WORK TO COMPLETE:
Check every line of the material below for the string "Output", and return the ones that have it.

Records that describe figures:
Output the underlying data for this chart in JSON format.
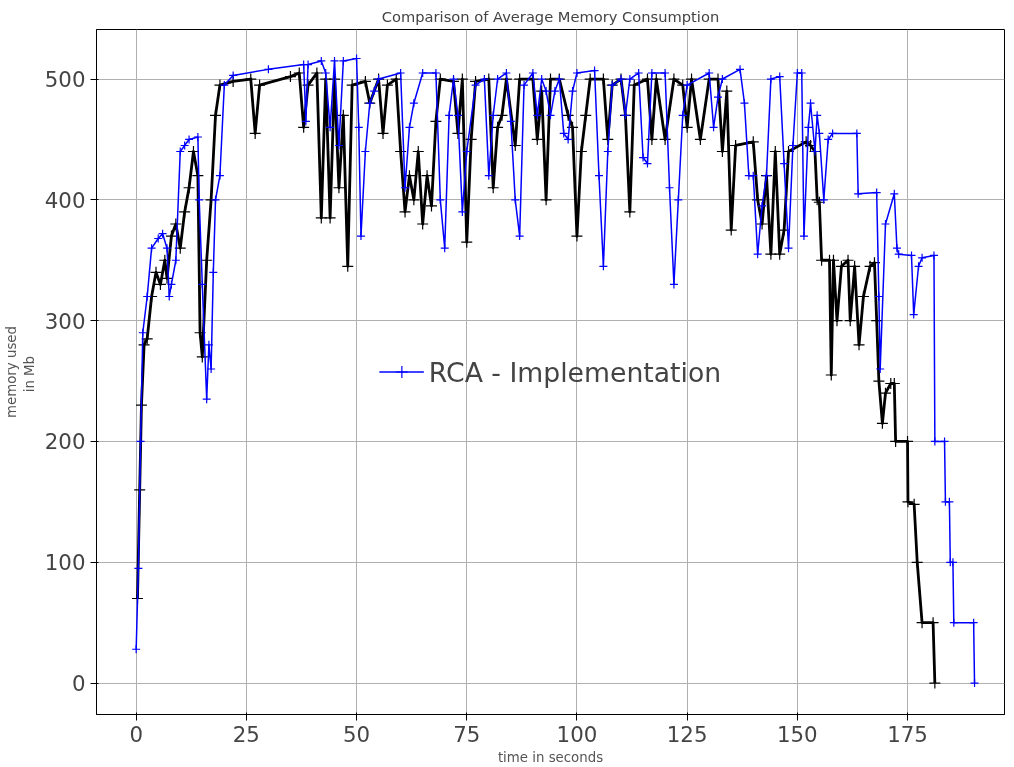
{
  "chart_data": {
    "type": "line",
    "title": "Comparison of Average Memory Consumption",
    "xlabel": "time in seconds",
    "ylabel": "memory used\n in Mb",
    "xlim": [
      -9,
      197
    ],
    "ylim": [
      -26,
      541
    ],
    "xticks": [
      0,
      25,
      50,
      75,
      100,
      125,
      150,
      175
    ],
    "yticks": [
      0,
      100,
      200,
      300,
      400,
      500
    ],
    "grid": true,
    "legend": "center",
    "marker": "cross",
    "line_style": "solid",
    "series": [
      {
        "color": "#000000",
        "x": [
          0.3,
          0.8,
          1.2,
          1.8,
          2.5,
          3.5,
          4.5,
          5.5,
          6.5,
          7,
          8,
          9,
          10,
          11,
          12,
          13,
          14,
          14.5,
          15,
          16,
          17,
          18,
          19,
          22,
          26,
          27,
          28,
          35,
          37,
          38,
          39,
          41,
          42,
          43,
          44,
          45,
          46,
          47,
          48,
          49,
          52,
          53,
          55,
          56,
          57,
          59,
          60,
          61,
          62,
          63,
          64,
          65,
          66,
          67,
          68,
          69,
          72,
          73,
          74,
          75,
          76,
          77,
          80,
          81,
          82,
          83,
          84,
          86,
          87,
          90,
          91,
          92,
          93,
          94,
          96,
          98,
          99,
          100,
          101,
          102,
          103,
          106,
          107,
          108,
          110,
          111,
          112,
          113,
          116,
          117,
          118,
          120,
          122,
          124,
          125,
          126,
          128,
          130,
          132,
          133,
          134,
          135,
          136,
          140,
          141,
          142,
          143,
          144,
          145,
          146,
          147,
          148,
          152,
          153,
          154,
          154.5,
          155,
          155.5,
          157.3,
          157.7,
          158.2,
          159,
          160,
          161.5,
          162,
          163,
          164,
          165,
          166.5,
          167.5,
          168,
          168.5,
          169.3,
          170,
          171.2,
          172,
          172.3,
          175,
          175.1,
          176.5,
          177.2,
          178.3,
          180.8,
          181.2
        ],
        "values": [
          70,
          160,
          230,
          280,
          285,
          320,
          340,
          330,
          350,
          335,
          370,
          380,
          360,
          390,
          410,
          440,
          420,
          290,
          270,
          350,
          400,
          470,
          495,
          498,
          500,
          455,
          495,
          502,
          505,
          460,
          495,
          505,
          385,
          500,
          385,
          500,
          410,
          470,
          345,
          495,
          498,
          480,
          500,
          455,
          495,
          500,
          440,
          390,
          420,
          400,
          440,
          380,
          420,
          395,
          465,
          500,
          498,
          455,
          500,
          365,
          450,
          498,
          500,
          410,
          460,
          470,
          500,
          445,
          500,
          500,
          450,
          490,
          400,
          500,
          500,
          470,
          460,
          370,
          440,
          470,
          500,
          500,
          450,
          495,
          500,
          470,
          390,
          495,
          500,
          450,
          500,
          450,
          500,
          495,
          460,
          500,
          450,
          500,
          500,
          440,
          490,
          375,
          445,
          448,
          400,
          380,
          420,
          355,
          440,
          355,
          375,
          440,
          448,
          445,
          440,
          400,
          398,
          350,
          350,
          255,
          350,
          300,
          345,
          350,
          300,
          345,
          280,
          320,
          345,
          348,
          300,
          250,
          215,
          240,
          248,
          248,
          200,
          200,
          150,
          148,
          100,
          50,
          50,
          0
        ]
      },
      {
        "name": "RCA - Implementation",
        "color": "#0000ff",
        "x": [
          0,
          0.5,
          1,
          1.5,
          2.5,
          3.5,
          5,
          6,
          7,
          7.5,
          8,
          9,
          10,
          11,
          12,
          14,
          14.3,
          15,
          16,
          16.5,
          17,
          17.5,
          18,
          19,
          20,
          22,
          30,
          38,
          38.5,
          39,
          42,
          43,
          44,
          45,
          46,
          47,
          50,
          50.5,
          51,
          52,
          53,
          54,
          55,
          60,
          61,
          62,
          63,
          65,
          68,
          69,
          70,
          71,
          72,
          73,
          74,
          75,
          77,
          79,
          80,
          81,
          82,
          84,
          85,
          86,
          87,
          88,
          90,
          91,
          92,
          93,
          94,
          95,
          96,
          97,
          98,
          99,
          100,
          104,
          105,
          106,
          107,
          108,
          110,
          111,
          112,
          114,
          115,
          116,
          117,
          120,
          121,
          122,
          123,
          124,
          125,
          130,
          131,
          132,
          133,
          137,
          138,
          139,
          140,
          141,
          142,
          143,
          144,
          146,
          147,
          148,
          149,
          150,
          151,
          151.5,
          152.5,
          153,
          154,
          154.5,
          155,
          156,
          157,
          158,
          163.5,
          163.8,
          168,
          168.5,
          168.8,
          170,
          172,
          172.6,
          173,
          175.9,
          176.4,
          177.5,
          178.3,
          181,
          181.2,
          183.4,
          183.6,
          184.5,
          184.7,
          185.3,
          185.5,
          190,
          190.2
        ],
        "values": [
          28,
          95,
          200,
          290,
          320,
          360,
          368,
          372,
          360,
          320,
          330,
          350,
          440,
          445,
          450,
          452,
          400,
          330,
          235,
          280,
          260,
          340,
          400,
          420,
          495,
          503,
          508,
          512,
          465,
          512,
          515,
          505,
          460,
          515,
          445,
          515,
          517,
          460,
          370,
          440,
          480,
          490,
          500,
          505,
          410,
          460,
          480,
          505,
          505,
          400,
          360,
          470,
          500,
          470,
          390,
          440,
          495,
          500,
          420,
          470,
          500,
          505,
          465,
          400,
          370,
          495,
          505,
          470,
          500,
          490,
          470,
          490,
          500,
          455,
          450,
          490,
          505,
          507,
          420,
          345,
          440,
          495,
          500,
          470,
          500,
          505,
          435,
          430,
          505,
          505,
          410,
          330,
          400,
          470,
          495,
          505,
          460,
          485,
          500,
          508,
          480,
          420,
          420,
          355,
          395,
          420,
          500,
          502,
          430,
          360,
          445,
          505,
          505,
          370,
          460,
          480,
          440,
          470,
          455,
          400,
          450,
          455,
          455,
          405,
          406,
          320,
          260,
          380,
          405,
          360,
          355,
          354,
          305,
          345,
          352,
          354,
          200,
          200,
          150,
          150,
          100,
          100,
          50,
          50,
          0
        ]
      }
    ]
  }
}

...

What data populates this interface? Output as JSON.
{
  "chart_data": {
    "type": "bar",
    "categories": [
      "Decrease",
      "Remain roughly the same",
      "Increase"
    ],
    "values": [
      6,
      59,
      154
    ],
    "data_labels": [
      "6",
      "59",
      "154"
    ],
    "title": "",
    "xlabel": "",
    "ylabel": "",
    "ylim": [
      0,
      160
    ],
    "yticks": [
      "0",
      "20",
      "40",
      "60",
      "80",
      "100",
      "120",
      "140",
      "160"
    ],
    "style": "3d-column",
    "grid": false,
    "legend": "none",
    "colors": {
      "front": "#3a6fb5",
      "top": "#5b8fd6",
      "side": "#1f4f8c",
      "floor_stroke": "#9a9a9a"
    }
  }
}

TASK RESULT:
Output the underlying data for this chart in JSON format.
What data populates this interface? Output as JSON.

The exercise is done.